Problems to work on
1. Which words and phrases does the text on BlackRock's updated voting guidelines put in quotation marks? List every one.
2. Can you write the next paragraph of the text on BlackRock's updated voting guidelines, continuing after its final sentence?
[Text section Boundary: Start]
Everything is effective January 1st. This 6-page summary ties together the voting guidelines & Global Principles. BlackRock’s policy summary makes sure to note that it’s a long-term corporate partner (emphasis added):
Consistent with BlackRock’s fiduciary duty as an asset manager, BlackRock Investment Stewardship’s (BIS) purpose is to support companies in their efforts to deliver long-term durable financial returns on behalf of our clients, the asset owners. BIS serves as an important link between our clients and the companies they invest in. We aim to build constructive relationships with companies, engaging in dialogue with company leadership throughout and over the years. As has long been the case, we focus on effective corporate governance and management of material sustainability-related risks and opportunities, which in our experience supports company resilience and long-term financial performance.
The summary also says that BlackRock won’t support shareholder proposals that it believes would result in “over-reaching into the basic business decisions of the company” – which tracks with its voting record this past season. BlackRock’s express nod to corporate support comes right as certain big asset managers are facing accusations that they’re too “woke”. It strikes a similar tone to a memo that State Street Global Advisors published a couple months back.
BlackRock also clarifies in the updated voting guidelines that it is only voting proxies for clients that have given it the authority to do so, in light of its new “voting choice” programs. And, it dials down some of the “ESG” terminology and references in the voting guidelines – e.g., in the section on “oversight role of the board,” the guidelines now refer to consideration of “material risk factors (including, where relevant, sustainability factors)” – rather than focusing on “material ESG risk factors.” BlackRock continues to see engagement with & election of directors as one of its most important responsibilities.
[Text section Boundary: End]
[Source data Boundary: Start]
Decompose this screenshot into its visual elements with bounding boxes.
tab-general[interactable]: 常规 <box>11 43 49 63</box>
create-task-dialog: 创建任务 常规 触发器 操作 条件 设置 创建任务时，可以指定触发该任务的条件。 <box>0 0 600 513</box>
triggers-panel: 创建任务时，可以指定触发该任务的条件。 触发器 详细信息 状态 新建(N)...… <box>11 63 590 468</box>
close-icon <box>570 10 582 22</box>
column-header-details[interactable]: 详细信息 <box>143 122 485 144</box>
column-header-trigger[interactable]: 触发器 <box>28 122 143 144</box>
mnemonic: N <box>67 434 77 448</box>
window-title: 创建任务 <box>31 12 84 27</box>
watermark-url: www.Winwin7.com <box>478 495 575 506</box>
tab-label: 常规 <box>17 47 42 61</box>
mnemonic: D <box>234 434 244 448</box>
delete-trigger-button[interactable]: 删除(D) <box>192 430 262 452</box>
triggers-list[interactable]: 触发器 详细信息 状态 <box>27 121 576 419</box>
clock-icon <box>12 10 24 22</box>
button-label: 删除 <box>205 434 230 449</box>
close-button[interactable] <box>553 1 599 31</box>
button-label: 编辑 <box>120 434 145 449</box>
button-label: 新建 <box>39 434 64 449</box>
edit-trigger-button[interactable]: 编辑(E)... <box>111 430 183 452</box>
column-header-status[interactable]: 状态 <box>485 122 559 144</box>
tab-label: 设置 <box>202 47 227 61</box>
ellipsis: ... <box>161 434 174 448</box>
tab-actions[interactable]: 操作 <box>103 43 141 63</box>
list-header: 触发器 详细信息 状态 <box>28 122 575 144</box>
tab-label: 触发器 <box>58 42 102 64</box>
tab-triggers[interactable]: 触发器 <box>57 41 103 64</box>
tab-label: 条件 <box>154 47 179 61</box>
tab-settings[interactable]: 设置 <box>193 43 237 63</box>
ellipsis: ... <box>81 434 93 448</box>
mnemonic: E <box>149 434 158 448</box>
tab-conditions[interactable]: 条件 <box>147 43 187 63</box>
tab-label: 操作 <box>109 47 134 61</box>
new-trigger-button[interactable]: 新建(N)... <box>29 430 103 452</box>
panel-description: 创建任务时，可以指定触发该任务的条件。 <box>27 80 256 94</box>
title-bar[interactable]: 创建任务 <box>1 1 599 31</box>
[Source data Boundary: End]
Exercise results
1.
- over-reaching into the basic business decisions of the company
- woke
- voting choice
- ESG
- oversight role of the board
- material risk factors (including, where relevant, sustainability factors)
- material ESG risk factors

2.
The bottom line when it comes to the voting policies, though, is that not much has changed. There are some wording changes that likely reflect what is already happening in practice. BlackRock says:
Consistent with our long-term approach, the changes made to our stewardship policies for 2023 build on our approach in prior years. We do not anticipate material changes in our voting as a result, and much of our engagement with companies will be continuing the dialogue on material risks and opportunities that we had in 2022.
As far as how all these different documents fit together, the voting guidelines explain how BIS’s Global Principles inform voting decisions on specific ballot items at shareholder meetings. Remember that BlackRock always applies its guidelines on a case-by-case basis, which the Principles make sure to note:
The issue-specific Guidelines published for each region/country in which we vote are intended to summarize BlackRock’s general philosophy and approach to issues that may commonly arise in the proxy voting context in each market where we invest. The Guidelines are not intended to be exhaustive. BIS applies the Guidelines on a case-by-case basis, in the context of the individual circumstances of each company and the specific issue under review. As such, the Guidelines do not indicate how BIS will vote in every instance. Rather, they reflect our view about corporate governance issues generally, and provide insight into how we typically approach issues that commonly arise on corporate ballots.
Just like it’s done for the past several years, the Investment Stewardship team plans to issue engagement priorities & thematic commentaries during Q1, which will give more info about what to expect during engagements.